*Items*.
##########
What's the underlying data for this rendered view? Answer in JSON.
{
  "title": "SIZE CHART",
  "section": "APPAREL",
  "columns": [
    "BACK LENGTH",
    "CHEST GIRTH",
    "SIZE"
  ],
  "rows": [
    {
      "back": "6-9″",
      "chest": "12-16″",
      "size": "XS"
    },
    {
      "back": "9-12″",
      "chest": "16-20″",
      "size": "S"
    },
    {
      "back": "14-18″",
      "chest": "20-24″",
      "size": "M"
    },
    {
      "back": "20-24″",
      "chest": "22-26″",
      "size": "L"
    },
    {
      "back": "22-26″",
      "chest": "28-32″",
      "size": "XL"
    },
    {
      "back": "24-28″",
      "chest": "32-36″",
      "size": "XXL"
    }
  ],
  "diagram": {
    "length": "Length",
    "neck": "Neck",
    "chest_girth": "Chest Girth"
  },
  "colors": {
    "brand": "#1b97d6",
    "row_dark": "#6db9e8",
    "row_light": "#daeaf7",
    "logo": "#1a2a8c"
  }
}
##########
*Set exercise*. Write out the material from the first line to the last, exactly.

*Answer*.
What's the underlying data for this rendered view? Answer in JSON.
{
  "title": "SIZE CHART",
  "section": "APPAREL",
  "columns": [
    "BACK LENGTH",
    "CHEST GIRTH",
    "SIZE"
  ],
  "rows": [
    {
      "back": "6-9″",
      "chest": "12-16″",
      "size": "XS"
    },
    {
      "back": "9-12″",
      "chest": "16-20″",
      "size": "S"
    },
    {
      "back": "14-18″",
      "chest": "20-24″",
      "size": "M"
    },
    {
      "back": "20-24″",
      "chest": "22-26″",
      "size": "L"
    },
    {
      "back": "22-26″",
      "chest": "28-32″",
      "size": "XL"
    },
    {
      "back": "24-28″",
      "chest": "32-36″",
      "size": "XXL"
    }
  ],
  "diagram": {
    "length": "Length",
    "neck": "Neck",
    "chest_girth": "Chest Girth"
  },
  "colors": {
    "brand": "#1b97d6",
    "row_dark": "#6db9e8",
    "row_light": "#daeaf7",
    "logo": "#1a2a8c"
  }
}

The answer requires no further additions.